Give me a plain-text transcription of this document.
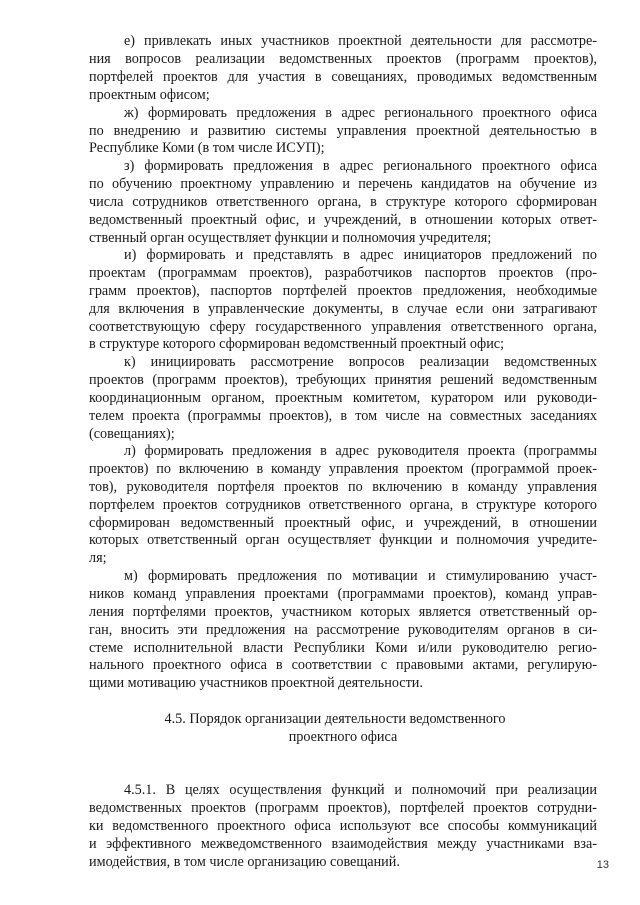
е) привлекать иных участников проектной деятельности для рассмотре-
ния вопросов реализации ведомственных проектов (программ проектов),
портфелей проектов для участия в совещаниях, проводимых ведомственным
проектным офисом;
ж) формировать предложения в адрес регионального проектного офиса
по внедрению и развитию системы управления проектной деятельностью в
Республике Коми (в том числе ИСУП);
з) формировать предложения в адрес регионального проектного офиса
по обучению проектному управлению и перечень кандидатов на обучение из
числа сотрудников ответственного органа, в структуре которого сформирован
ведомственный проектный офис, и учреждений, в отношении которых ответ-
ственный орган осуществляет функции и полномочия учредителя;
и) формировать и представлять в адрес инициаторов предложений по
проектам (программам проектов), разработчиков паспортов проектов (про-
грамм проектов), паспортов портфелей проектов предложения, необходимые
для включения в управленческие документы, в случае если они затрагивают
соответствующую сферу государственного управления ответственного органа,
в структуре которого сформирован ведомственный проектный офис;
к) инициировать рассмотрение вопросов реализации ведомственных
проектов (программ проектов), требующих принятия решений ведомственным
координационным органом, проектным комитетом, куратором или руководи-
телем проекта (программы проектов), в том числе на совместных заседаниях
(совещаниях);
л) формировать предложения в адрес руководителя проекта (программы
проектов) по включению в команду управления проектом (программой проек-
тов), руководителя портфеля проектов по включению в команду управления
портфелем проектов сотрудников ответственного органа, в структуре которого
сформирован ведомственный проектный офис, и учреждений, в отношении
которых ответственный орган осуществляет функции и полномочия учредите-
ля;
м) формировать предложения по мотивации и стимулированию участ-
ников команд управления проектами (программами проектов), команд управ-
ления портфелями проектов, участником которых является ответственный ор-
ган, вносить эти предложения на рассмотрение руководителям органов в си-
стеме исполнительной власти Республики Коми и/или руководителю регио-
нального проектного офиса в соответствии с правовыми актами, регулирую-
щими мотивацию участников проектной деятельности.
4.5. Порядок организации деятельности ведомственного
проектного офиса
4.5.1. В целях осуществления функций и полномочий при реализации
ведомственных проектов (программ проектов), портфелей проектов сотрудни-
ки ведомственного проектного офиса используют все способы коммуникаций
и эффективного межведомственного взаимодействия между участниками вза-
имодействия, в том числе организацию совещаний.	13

☆ ☆ ☆ ☆ ☆ ☆ ☆

All lines that include "проектов" are to be gathered and copied.

▶ [EXPECTED ANSWER]
ния вопросов реализации ведомственных проектов (программ проектов),
портфелей проектов для участия в совещаниях, проводимых ведомственным
проектам (программам проектов), разработчиков паспортов проектов (про-
грамм проектов), паспортов портфелей проектов предложения, необходимые
проектов (программ проектов), требующих принятия решений ведомственным
телем проекта (программы проектов), в том числе на совместных заседаниях
проектов) по включению в команду управления проектом (программой проек-
тов), руководителя портфеля проектов по включению в команду управления
портфелем проектов сотрудников ответственного органа, в структуре которого
ников команд управления проектами (программами проектов), команд управ-
ления портфелями проектов, участником которых является ответственный ор-
ведомственных проектов (программ проектов), портфелей проектов сотрудни-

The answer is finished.